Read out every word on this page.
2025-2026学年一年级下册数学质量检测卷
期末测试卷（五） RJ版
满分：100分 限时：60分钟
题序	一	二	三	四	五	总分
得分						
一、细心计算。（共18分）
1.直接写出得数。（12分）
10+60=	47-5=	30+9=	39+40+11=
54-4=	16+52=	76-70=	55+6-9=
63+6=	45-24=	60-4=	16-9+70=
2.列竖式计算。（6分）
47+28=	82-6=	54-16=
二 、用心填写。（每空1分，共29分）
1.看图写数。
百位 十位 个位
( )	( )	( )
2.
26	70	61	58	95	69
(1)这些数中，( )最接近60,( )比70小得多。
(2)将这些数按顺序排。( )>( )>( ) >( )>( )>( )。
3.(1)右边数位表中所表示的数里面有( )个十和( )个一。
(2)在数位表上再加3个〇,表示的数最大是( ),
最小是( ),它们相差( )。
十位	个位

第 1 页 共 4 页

################

Given request:
Retype all of the material above with every character intact.

Problem solution:
Read out every word on this page.
2025-2026学年一年级下册数学质量检测卷
期末测试卷（五） RJ版
满分：100分 限时：60分钟
题序	一	二	三	四	五	总分
得分						
一、细心计算。（共18分）
1.直接写出得数。（12分）
10+60=	47-5=	30+9=	39+40+11=
54-4=	16+52=	76-70=	55+6-9=
63+6=	45-24=	60-4=	16-9+70=
2.列竖式计算。（6分）
47+28=	82-6=	54-16=
二 、用心填写。（每空1分，共29分）
1.看图写数。
百位 十位 个位
( )	( )	( )
2.
26	70	61	58	95	69
(1)这些数中，( )最接近60,( )比70小得多。
(2)将这些数按顺序排。( )>( )>( ) >( )>( )>( )。
3.(1)右边数位表中所表示的数里面有( )个十和( )个一。
(2)在数位表上再加3个〇,表示的数最大是( ),
最小是( ),它们相差( )。
十位	个位

第 1 页 共 4 页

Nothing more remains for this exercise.